Written request - Find the lines that contain the word "男人卻只想殺掉最強的男人" and copy each one.

Extracted records -
"""
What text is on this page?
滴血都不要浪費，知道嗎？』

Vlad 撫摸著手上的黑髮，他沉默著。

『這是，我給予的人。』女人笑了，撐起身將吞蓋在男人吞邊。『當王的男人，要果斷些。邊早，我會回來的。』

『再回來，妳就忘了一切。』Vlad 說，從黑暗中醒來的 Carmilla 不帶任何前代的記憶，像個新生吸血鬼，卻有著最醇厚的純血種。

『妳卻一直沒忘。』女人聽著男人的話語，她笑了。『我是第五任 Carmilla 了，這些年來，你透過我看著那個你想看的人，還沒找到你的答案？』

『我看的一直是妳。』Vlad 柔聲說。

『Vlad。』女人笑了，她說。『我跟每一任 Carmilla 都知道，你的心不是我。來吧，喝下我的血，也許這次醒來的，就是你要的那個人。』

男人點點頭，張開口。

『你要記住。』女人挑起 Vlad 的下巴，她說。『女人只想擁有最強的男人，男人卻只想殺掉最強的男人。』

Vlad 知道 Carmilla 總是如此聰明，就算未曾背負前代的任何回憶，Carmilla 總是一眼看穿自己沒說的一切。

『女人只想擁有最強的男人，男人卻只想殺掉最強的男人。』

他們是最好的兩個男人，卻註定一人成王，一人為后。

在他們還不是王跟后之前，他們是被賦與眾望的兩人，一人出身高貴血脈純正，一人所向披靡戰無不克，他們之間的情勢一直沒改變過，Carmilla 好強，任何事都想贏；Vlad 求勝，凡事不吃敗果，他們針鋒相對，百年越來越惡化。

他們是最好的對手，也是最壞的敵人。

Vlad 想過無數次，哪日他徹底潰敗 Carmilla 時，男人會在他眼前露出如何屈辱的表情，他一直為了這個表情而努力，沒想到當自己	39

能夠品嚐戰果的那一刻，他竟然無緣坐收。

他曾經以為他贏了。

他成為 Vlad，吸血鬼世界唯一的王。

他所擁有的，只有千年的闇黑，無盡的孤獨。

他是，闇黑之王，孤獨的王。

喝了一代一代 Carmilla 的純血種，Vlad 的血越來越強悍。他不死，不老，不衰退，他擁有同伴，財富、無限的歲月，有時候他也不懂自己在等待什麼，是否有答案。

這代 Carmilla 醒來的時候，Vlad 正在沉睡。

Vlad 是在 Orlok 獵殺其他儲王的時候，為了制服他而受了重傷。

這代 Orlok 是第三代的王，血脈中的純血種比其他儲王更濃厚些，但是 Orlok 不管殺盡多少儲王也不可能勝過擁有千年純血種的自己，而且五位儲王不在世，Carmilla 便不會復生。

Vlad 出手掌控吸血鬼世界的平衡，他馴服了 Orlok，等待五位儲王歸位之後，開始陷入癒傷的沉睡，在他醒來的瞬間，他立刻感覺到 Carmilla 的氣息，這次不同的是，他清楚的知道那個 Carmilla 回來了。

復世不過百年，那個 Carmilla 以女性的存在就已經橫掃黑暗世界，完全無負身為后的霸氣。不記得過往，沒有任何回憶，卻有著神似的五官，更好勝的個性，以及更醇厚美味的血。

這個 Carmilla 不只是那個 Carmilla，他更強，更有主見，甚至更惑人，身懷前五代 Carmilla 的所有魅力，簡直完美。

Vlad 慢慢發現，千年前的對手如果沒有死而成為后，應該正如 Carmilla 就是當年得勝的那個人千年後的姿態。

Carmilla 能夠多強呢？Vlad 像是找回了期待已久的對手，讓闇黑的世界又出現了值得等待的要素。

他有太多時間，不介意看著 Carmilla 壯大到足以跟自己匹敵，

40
"""
Task response -
『你要記住。』女人挑起 Vlad 的下巴，她說。『女人只想擁有最強的男人，男人卻只想殺掉最強的男人。』
『女人只想擁有最強的男人，男人卻只想殺掉最強的男人。』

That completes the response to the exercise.